Dataset excerpts
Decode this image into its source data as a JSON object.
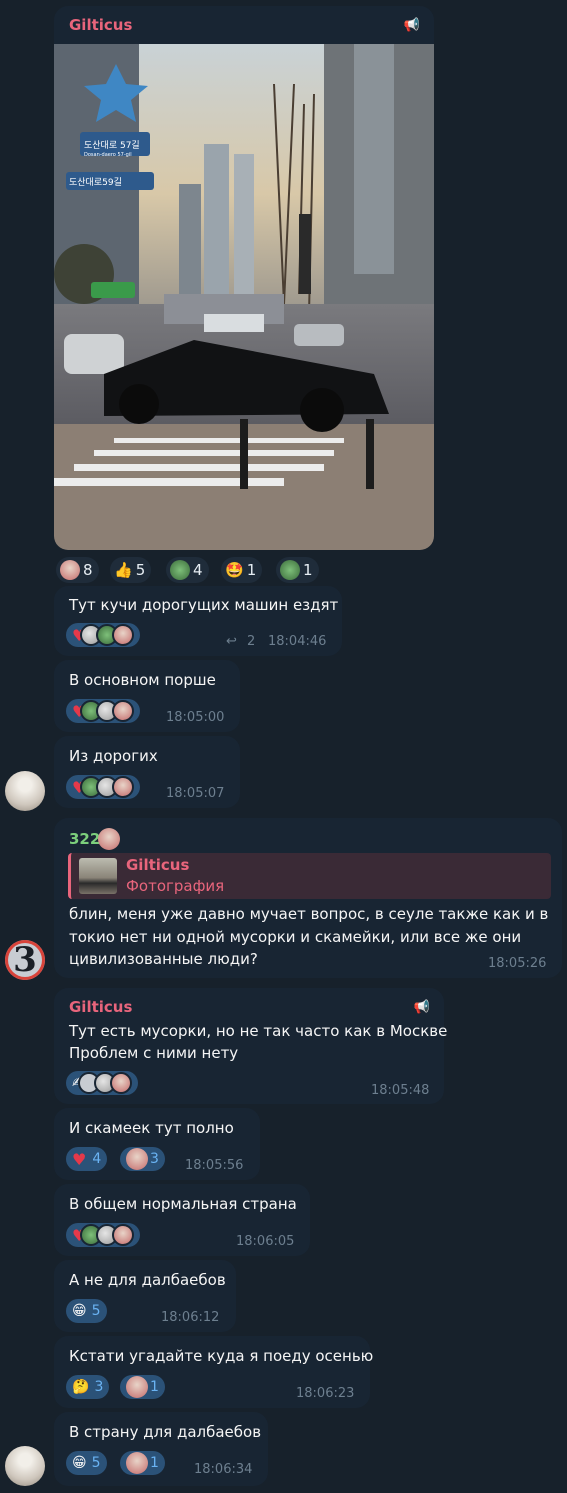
{
  "post": {
    "author": "Gilticus",
    "photo_sign_street": "도산대로 57길",
    "photo_sign_small": "Dosan-daero 57-gil",
    "photo_sign_street2": "도산대로59길",
    "reactions": [
      {
        "icon": "face-sticker",
        "count": "8"
      },
      {
        "icon": "thumbs-up",
        "count": "5"
      },
      {
        "icon": "pepe-sticker",
        "count": "4"
      },
      {
        "icon": "star-struck",
        "count": "1"
      },
      {
        "icon": "pepe-green",
        "count": "1"
      }
    ]
  },
  "messages": [
    {
      "text": "Тут кучи дорогущих машин ездят",
      "time": "18:04:46",
      "replies": "2"
    },
    {
      "text": "В основном порше",
      "time": "18:05:00"
    },
    {
      "text": "Из дорогих",
      "time": "18:05:07"
    },
    {
      "sender": "322",
      "reply_author": "Gilticus",
      "reply_preview": "Фотография",
      "text_lines": [
        "блин, меня уже давно мучает вопрос, в сеуле также как и в",
        "токио нет ни одной мусорки и скамейки, или все же они",
        "цивилизованные люди?"
      ],
      "time": "18:05:26",
      "avatar_letter": "3"
    },
    {
      "author": "Gilticus",
      "text_lines": [
        "Тут есть мусорки, но не так часто как в Москве",
        "Проблем с ними нету"
      ],
      "time": "18:05:48"
    },
    {
      "text": "И скамеек тут полно",
      "time": "18:05:56",
      "r1": "4",
      "r2": "3"
    },
    {
      "text": "В общем нормальная страна",
      "time": "18:06:05"
    },
    {
      "text": "А не для далбаебов",
      "time": "18:06:12",
      "r1": "5"
    },
    {
      "text": "Кстати угадайте куда я поеду осенью",
      "time": "18:06:23",
      "r1": "3",
      "r2": "1"
    },
    {
      "text": "В страну для далбаебов",
      "time": "18:06:34",
      "r1": "5",
      "r2": "1"
    }
  ],
  "colors": {
    "bg": "#17212b",
    "bubble": "#182533",
    "accent": "#e8657c",
    "time": "#6d7f8f"
  }
}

## [Aim]
Extract lines where the string "sticker" occurs.

## [Task result]
        "icon": "face-sticker",
        "icon": "pepe-sticker",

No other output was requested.